Region boundary data:
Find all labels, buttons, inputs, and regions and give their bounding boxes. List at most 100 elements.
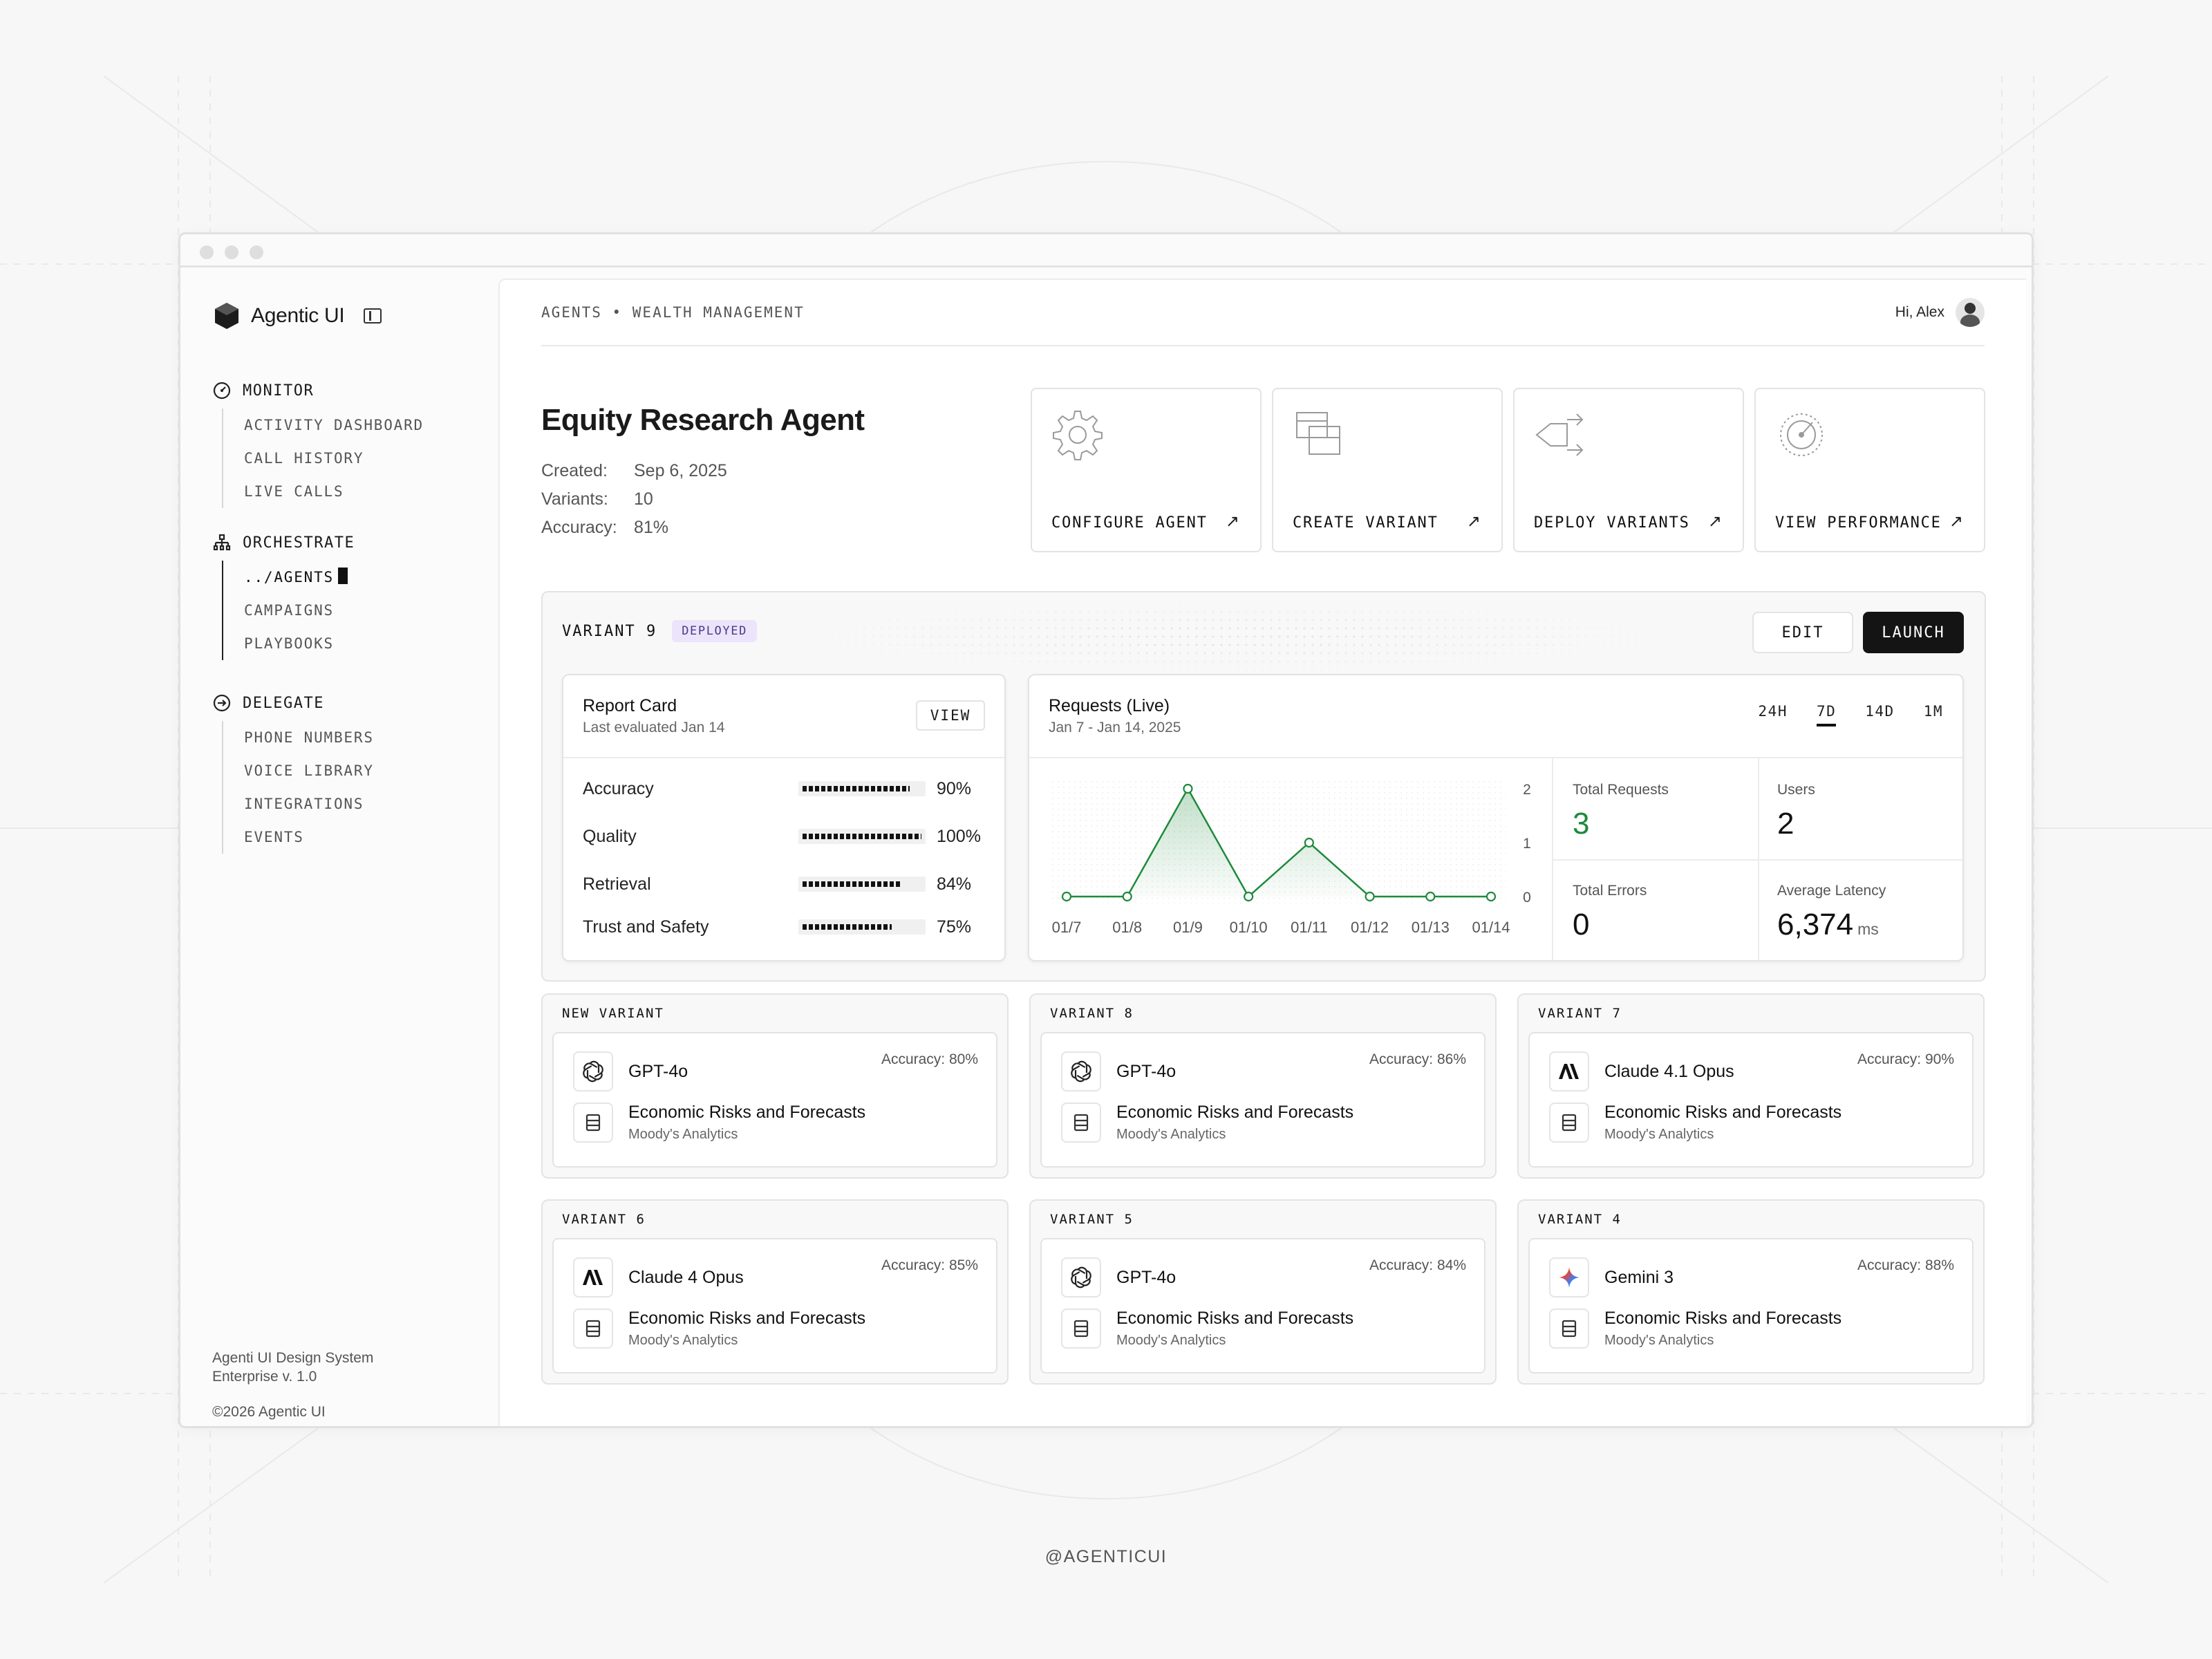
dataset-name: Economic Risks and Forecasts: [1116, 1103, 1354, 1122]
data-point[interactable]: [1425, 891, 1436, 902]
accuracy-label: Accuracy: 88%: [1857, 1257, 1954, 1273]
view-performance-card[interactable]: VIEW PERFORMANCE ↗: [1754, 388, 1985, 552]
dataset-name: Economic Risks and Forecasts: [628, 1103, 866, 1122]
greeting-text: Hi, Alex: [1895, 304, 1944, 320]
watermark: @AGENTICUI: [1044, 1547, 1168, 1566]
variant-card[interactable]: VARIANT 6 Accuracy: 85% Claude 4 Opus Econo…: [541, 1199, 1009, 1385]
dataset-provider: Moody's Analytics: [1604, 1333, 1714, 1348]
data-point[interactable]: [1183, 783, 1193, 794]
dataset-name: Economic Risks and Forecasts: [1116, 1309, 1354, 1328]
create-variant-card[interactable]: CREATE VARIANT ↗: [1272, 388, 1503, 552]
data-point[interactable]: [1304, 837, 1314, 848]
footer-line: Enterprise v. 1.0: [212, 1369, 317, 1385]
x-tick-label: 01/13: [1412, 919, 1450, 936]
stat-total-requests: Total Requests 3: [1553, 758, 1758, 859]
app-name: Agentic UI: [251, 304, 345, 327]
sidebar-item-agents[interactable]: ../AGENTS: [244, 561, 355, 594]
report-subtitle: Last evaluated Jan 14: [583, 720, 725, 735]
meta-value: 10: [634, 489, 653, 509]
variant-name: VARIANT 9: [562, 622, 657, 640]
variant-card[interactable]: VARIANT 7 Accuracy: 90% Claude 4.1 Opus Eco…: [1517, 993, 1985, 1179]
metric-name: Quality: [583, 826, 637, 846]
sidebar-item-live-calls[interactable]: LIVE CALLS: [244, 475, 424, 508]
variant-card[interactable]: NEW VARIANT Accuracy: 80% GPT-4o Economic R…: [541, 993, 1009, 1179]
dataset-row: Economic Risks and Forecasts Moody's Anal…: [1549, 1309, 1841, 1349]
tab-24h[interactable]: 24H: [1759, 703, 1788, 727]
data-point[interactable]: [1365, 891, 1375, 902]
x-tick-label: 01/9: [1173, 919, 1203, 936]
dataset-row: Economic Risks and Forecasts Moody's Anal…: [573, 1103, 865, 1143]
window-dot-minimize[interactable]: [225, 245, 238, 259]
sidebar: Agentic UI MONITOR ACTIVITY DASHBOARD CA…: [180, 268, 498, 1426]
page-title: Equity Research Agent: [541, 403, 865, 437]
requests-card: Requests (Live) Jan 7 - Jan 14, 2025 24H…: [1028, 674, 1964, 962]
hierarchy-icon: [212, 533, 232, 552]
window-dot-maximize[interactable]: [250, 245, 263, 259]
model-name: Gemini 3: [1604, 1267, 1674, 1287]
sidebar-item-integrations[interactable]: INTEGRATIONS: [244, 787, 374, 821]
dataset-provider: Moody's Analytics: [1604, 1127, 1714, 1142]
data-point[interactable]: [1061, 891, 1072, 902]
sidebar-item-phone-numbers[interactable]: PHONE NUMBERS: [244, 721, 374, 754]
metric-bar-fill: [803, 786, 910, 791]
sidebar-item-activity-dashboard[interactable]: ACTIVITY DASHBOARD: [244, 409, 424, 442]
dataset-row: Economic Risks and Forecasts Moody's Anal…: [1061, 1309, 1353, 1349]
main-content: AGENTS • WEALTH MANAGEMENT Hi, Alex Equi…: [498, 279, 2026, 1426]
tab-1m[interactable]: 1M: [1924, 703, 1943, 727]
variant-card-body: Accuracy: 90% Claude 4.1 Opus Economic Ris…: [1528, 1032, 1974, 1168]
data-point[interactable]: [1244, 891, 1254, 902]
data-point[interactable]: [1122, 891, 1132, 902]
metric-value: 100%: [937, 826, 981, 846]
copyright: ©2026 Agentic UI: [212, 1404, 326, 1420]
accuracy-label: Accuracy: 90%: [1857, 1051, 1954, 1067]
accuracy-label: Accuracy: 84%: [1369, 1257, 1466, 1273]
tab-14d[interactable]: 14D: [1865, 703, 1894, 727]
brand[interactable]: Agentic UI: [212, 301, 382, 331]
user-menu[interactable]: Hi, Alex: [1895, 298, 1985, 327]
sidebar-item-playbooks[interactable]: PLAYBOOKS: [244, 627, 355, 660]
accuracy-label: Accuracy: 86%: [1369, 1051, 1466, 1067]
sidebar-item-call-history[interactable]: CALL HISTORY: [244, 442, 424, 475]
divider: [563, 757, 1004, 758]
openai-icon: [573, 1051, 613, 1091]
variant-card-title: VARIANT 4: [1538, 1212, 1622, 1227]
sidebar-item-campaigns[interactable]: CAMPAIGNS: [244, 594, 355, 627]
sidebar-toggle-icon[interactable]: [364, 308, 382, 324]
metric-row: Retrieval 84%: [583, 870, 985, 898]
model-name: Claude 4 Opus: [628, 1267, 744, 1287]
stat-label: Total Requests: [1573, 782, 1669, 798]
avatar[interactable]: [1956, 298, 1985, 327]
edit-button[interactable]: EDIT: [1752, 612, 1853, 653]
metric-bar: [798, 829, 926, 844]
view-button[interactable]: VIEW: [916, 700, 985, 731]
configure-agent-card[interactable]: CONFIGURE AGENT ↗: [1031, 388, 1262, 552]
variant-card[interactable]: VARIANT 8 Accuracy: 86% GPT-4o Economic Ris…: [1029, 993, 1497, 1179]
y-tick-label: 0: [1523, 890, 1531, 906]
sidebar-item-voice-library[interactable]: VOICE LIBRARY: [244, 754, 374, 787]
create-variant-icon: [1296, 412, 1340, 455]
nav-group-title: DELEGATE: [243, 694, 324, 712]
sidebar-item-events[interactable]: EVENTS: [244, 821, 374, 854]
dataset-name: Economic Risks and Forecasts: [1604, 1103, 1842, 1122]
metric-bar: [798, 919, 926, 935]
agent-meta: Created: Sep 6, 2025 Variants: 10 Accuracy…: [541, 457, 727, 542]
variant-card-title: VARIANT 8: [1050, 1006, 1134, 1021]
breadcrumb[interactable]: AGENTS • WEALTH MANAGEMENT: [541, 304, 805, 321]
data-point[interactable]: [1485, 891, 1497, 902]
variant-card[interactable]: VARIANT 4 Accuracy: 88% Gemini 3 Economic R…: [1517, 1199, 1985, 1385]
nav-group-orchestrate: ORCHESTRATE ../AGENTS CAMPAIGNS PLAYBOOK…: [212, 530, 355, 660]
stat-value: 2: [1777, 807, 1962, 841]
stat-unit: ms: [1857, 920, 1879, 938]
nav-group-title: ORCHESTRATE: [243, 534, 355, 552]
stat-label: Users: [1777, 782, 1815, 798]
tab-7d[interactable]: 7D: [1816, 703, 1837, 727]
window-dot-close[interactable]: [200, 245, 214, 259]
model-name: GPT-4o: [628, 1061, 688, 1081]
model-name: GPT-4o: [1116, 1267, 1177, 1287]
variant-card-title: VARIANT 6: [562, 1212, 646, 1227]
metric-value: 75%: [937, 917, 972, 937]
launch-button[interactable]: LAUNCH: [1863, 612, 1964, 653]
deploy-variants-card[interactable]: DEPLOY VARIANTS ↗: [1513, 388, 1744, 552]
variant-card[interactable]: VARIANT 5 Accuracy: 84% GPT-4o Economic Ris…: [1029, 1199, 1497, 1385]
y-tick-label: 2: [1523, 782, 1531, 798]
...
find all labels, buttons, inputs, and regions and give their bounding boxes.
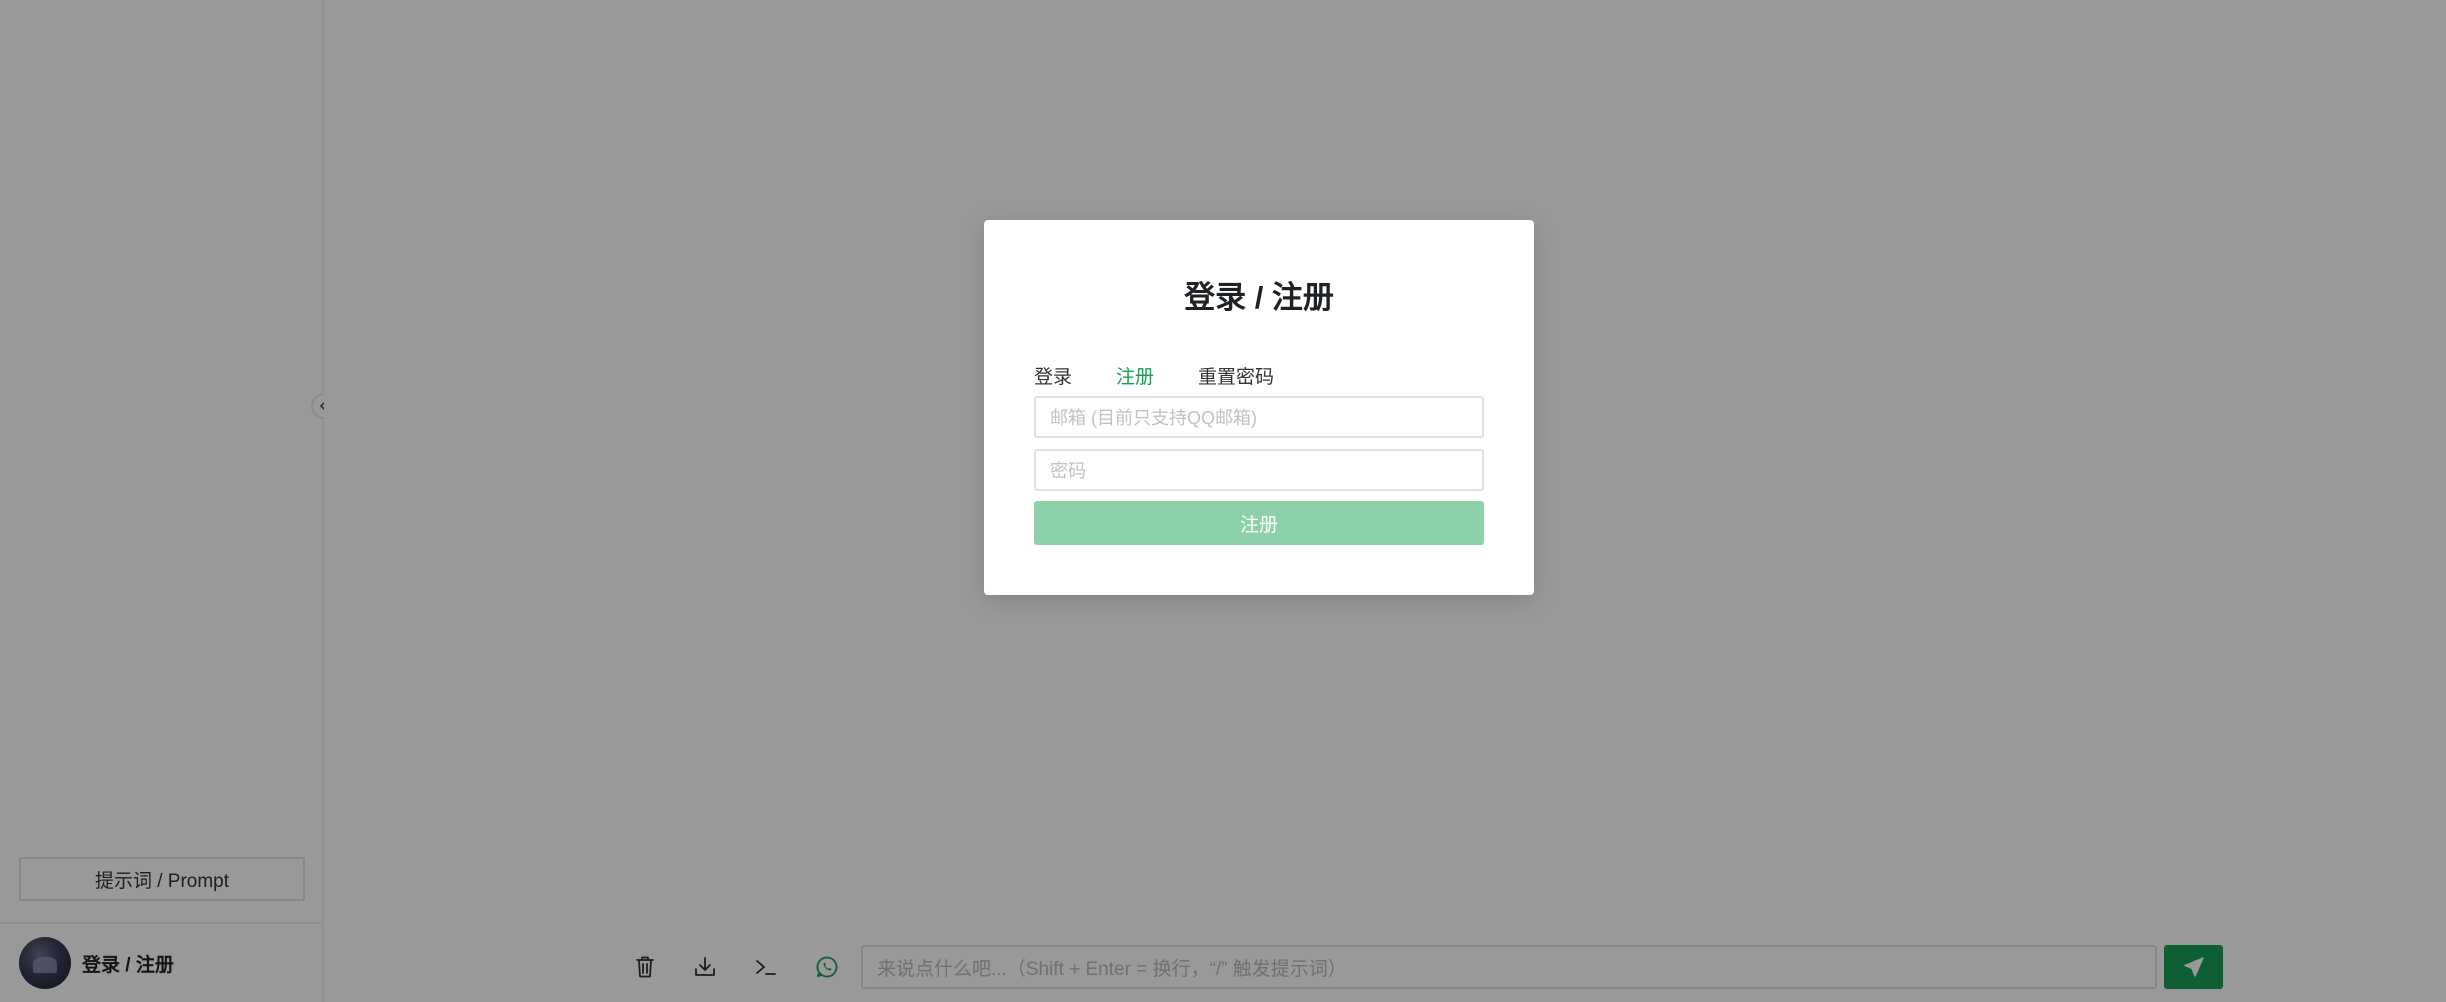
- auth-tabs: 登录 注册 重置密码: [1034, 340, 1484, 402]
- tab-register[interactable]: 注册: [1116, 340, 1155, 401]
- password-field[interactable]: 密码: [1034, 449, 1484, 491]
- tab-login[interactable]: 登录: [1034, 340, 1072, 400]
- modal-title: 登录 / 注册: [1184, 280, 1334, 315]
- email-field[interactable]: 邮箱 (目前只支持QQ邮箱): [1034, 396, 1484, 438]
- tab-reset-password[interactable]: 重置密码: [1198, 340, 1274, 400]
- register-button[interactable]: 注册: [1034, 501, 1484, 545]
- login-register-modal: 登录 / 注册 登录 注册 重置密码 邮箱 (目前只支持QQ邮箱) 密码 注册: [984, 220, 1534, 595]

--- Set exercise ---
Retype the lines of the material starting at the line that contains "1103, 1354, 1122]" and ending at the line that contains "view-performance-card[interactable]: VIEW PERFORMANCE", including both of those lines.

--- Answer for the task ---
dataset-name: Economic Risks and Forecasts: [1116, 1103, 1354, 1122]
data-point[interactable]: [1425, 891, 1436, 902]
accuracy-label: Accuracy: 88%: [1857, 1257, 1954, 1273]
view-performance-card[interactable]: VIEW PERFORMANCE ↗: [1754, 388, 1985, 552]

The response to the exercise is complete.